[Stored records]

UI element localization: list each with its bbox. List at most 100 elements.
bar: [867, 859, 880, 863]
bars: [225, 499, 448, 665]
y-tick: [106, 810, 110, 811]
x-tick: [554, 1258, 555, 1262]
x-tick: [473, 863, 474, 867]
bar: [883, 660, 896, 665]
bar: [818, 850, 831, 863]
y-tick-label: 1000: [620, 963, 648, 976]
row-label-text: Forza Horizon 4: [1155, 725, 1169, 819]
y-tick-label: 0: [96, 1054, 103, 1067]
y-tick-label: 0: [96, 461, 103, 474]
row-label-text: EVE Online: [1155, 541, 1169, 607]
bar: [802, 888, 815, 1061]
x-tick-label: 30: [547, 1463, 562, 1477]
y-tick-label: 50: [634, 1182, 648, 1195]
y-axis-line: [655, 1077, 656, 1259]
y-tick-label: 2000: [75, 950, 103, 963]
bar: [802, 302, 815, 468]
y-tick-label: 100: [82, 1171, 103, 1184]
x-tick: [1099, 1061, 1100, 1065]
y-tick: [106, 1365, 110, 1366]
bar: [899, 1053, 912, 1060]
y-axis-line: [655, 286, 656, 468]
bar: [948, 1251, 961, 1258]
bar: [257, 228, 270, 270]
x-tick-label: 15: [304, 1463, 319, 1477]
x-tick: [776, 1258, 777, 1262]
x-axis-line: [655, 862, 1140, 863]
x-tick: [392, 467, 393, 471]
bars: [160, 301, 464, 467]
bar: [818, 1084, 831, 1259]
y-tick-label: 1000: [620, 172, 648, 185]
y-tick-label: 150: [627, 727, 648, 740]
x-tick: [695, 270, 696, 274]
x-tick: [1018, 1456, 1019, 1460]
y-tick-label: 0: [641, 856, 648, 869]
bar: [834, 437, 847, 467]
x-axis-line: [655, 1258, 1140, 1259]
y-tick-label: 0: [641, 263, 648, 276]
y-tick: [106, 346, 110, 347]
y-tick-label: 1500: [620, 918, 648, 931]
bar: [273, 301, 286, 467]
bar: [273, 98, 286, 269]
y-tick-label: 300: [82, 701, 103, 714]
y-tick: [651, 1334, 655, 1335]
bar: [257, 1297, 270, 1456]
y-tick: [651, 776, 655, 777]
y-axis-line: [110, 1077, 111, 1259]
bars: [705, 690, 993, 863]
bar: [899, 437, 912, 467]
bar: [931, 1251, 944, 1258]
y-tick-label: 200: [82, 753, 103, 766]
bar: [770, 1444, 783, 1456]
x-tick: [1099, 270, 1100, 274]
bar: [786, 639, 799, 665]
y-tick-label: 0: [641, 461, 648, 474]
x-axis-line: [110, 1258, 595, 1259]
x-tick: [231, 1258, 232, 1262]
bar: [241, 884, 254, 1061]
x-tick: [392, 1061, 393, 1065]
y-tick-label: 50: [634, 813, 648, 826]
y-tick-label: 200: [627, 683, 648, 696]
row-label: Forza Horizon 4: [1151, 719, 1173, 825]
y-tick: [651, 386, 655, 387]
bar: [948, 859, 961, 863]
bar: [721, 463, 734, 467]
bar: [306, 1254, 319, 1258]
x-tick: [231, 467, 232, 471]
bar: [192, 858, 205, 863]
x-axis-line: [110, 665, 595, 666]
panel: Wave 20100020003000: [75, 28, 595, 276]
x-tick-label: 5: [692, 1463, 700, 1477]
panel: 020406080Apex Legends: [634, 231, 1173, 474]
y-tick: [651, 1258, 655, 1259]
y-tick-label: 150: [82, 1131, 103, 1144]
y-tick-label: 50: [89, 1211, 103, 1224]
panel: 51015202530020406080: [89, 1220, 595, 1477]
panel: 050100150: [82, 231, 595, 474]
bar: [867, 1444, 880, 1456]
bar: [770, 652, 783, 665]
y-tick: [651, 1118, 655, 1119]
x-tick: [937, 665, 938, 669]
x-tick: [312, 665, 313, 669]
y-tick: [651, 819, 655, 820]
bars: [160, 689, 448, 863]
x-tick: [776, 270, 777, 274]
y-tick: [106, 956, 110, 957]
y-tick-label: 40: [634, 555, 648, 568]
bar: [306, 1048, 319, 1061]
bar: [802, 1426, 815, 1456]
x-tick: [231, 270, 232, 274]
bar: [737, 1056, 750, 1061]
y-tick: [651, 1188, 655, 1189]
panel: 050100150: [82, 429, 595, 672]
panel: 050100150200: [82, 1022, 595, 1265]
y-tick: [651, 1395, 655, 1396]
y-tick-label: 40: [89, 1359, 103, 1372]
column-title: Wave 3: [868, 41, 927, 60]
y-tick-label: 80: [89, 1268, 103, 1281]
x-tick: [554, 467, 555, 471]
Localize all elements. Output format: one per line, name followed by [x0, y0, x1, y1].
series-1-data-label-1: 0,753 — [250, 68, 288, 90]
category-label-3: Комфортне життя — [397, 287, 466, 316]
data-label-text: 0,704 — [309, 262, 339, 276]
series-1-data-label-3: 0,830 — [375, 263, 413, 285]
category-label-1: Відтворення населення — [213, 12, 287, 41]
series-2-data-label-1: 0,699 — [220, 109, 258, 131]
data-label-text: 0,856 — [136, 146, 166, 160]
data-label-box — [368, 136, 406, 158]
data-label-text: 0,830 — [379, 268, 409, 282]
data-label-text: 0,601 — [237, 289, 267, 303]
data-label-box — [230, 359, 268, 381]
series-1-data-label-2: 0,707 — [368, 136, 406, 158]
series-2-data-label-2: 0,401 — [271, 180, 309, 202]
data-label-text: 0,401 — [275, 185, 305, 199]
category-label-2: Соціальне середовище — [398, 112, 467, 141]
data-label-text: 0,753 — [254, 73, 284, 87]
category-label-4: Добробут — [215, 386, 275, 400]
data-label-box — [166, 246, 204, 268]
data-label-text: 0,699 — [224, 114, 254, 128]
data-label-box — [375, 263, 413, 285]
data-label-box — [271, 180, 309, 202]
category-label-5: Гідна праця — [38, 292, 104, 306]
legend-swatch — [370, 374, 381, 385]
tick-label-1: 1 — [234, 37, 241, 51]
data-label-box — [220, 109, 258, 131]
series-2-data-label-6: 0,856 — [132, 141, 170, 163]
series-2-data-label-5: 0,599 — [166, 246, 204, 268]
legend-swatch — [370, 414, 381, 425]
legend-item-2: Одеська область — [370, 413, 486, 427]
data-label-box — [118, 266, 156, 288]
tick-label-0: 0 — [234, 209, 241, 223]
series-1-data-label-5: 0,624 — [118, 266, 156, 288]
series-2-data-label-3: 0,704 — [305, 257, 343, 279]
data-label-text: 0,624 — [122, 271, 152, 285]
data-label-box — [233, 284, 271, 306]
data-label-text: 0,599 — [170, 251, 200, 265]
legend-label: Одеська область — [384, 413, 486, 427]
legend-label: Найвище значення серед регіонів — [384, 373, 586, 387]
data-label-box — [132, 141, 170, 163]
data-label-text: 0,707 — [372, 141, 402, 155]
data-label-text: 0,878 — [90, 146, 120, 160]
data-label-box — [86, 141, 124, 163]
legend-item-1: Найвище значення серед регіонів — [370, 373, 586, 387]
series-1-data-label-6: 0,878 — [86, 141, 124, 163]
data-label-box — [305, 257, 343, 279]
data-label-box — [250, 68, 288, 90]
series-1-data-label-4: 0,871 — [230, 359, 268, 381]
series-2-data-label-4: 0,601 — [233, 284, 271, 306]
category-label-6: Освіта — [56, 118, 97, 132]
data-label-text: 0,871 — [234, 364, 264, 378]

EXERCISE REQUIREMENTS |
Change every "data-label-box" in the listing to "label-frame" and write out all the lines again with nothing else altered.

PROBLEM SOLUTION |
UI element localization: list each with its bbox. List at most 100 elements.
bar: [867, 859, 880, 863]
bars: [225, 499, 448, 665]
y-tick: [106, 810, 110, 811]
x-tick: [554, 1258, 555, 1262]
x-tick: [473, 863, 474, 867]
bar: [883, 660, 896, 665]
bar: [818, 850, 831, 863]
y-tick-label: 1000: [620, 963, 648, 976]
row-label-text: Forza Horizon 4: [1155, 725, 1169, 819]
y-tick-label: 0: [96, 1054, 103, 1067]
y-tick-label: 0: [96, 461, 103, 474]
row-label-text: EVE Online: [1155, 541, 1169, 607]
bar: [802, 888, 815, 1061]
x-tick-label: 30: [547, 1463, 562, 1477]
y-tick-label: 50: [634, 1182, 648, 1195]
y-axis-line: [655, 1077, 656, 1259]
y-tick-label: 2000: [75, 950, 103, 963]
bar: [802, 302, 815, 468]
y-tick-label: 100: [82, 1171, 103, 1184]
x-tick: [1099, 1061, 1100, 1065]
y-tick: [106, 1365, 110, 1366]
bar: [899, 1053, 912, 1060]
y-axis-line: [655, 286, 656, 468]
bar: [948, 1251, 961, 1258]
bar: [257, 228, 270, 270]
x-tick-label: 15: [304, 1463, 319, 1477]
x-tick: [776, 1258, 777, 1262]
x-axis-line: [655, 862, 1140, 863]
x-tick: [392, 467, 393, 471]
bars: [160, 301, 464, 467]
bar: [818, 1084, 831, 1259]
y-tick-label: 1000: [620, 172, 648, 185]
y-tick-label: 150: [627, 727, 648, 740]
x-tick: [695, 270, 696, 274]
x-tick: [1018, 1456, 1019, 1460]
y-tick-label: 0: [641, 856, 648, 869]
bar: [834, 437, 847, 467]
x-axis-line: [655, 1258, 1140, 1259]
y-tick-label: 0: [641, 263, 648, 276]
y-tick: [106, 346, 110, 347]
y-tick-label: 1500: [620, 918, 648, 931]
bar: [273, 301, 286, 467]
bar: [273, 98, 286, 269]
y-tick-label: 300: [82, 701, 103, 714]
y-tick: [651, 1334, 655, 1335]
bar: [257, 1297, 270, 1456]
y-tick: [651, 776, 655, 777]
y-axis-line: [110, 1077, 111, 1259]
bars: [705, 690, 993, 863]
bar: [899, 437, 912, 467]
bar: [931, 1251, 944, 1258]
y-tick-label: 200: [82, 753, 103, 766]
bar: [770, 1444, 783, 1456]
x-tick: [1099, 270, 1100, 274]
bar: [786, 639, 799, 665]
y-tick-label: 0: [641, 461, 648, 474]
x-axis-line: [110, 1258, 595, 1259]
x-tick: [231, 1258, 232, 1262]
bar: [241, 884, 254, 1061]
x-tick: [392, 1061, 393, 1065]
y-tick-label: 50: [634, 813, 648, 826]
y-tick-label: 200: [627, 683, 648, 696]
row-label: Forza Horizon 4: [1151, 719, 1173, 825]
y-tick: [651, 386, 655, 387]
bar: [948, 859, 961, 863]
bar: [721, 463, 734, 467]
bar: [306, 1254, 319, 1258]
x-tick: [231, 467, 232, 471]
bar: [192, 858, 205, 863]
x-axis-line: [110, 665, 595, 666]
panel: Wave 20100020003000: [75, 28, 595, 276]
x-tick-label: 5: [692, 1463, 700, 1477]
panel: 020406080Apex Legends: [634, 231, 1173, 474]
y-tick: [651, 1258, 655, 1259]
y-tick-label: 150: [82, 1131, 103, 1144]
y-tick-label: 50: [89, 1211, 103, 1224]
panel: 51015202530020406080: [89, 1220, 595, 1477]
panel: 050100150: [82, 231, 595, 474]
bar: [867, 1444, 880, 1456]
bar: [770, 652, 783, 665]
y-tick: [651, 1118, 655, 1119]
x-tick: [937, 665, 938, 669]
x-tick: [312, 665, 313, 669]
y-tick: [651, 819, 655, 820]
bars: [160, 689, 448, 863]
x-tick: [776, 270, 777, 274]
y-tick: [106, 956, 110, 957]
y-tick-label: 40: [634, 555, 648, 568]
bar: [306, 1048, 319, 1061]
bar: [802, 1426, 815, 1456]
x-tick: [231, 270, 232, 274]
bar: [737, 1056, 750, 1061]
y-tick: [651, 1188, 655, 1189]
panel: 050100150: [82, 429, 595, 672]
panel: 050100150200: [82, 1022, 595, 1265]
y-tick: [651, 1395, 655, 1396]
y-tick-label: 40: [89, 1359, 103, 1372]
column-title: Wave 3: [868, 41, 927, 60]
y-tick-label: 80: [89, 1268, 103, 1281]
x-tick: [554, 467, 555, 471]
Localize all elements. Output format: one per line, name followed by [x0, y0, x1, y1].
series-1-data-label-1: 0,753 — [250, 68, 288, 90]
category-label-3: Комфортне життя — [397, 287, 466, 316]
data-label-text: 0,704 — [309, 262, 339, 276]
series-1-data-label-3: 0,830 — [375, 263, 413, 285]
category-label-1: Відтворення населення — [213, 12, 287, 41]
series-2-data-label-1: 0,699 — [220, 109, 258, 131]
data-label-text: 0,856 — [136, 146, 166, 160]
label-frame — [368, 136, 406, 158]
data-label-text: 0,830 — [379, 268, 409, 282]
data-label-text: 0,601 — [237, 289, 267, 303]
label-frame — [230, 359, 268, 381]
series-1-data-label-2: 0,707 — [368, 136, 406, 158]
series-2-data-label-2: 0,401 — [271, 180, 309, 202]
data-label-text: 0,401 — [275, 185, 305, 199]
category-label-2: Соціальне середовище — [398, 112, 467, 141]
data-label-text: 0,753 — [254, 73, 284, 87]
category-label-4: Добробут — [215, 386, 275, 400]
label-frame — [166, 246, 204, 268]
data-label-text: 0,699 — [224, 114, 254, 128]
label-frame — [375, 263, 413, 285]
label-frame — [271, 180, 309, 202]
category-label-5: Гідна праця — [38, 292, 104, 306]
legend-swatch — [370, 374, 381, 385]
tick-label-1: 1 — [234, 37, 241, 51]
label-frame — [220, 109, 258, 131]
series-2-data-label-6: 0,856 — [132, 141, 170, 163]
series-2-data-label-5: 0,599 — [166, 246, 204, 268]
legend-swatch — [370, 414, 381, 425]
legend-item-2: Одеська область — [370, 413, 486, 427]
label-frame — [118, 266, 156, 288]
tick-label-0: 0 — [234, 209, 241, 223]
series-1-data-label-5: 0,624 — [118, 266, 156, 288]
series-2-data-label-3: 0,704 — [305, 257, 343, 279]
data-label-text: 0,624 — [122, 271, 152, 285]
label-frame — [233, 284, 271, 306]
data-label-text: 0,599 — [170, 251, 200, 265]
legend-label: Одеська область — [384, 413, 486, 427]
legend-label: Найвище значення серед регіонів — [384, 373, 586, 387]
label-frame — [132, 141, 170, 163]
data-label-text: 0,707 — [372, 141, 402, 155]
data-label-text: 0,878 — [90, 146, 120, 160]
label-frame — [86, 141, 124, 163]
legend-item-1: Найвище значення серед регіонів — [370, 373, 586, 387]
series-1-data-label-6: 0,878 — [86, 141, 124, 163]
label-frame — [305, 257, 343, 279]
label-frame — [250, 68, 288, 90]
series-1-data-label-4: 0,871 — [230, 359, 268, 381]
series-2-data-label-4: 0,601 — [233, 284, 271, 306]
category-label-6: Освіта — [56, 118, 97, 132]
data-label-text: 0,871 — [234, 364, 264, 378]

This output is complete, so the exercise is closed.